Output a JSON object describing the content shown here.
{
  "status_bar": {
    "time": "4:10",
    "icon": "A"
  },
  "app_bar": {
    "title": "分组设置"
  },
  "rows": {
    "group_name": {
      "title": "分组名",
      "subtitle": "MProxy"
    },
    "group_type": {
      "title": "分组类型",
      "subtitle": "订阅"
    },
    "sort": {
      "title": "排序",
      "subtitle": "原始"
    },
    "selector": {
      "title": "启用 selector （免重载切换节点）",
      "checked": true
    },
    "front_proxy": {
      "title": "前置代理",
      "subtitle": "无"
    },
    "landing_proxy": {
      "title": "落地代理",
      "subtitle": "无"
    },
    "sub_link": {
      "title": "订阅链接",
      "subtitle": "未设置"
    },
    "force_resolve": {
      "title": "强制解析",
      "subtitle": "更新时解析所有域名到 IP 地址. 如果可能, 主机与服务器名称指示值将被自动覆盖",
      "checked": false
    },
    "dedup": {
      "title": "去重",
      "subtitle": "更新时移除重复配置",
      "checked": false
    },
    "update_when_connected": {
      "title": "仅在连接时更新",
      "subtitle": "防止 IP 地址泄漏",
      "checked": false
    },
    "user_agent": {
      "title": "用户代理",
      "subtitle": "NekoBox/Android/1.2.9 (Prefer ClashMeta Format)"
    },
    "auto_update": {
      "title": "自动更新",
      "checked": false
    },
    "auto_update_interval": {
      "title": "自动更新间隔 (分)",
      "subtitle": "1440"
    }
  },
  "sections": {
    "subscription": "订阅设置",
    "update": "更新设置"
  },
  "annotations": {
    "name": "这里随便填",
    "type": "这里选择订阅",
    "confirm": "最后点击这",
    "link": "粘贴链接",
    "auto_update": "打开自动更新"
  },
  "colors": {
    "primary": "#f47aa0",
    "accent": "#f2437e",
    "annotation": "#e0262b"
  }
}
----------
[What you are asked to do]:
Count the lines in the entries that hold the word "subtitle", and give nothing but the total.

[Answer for the task]:
11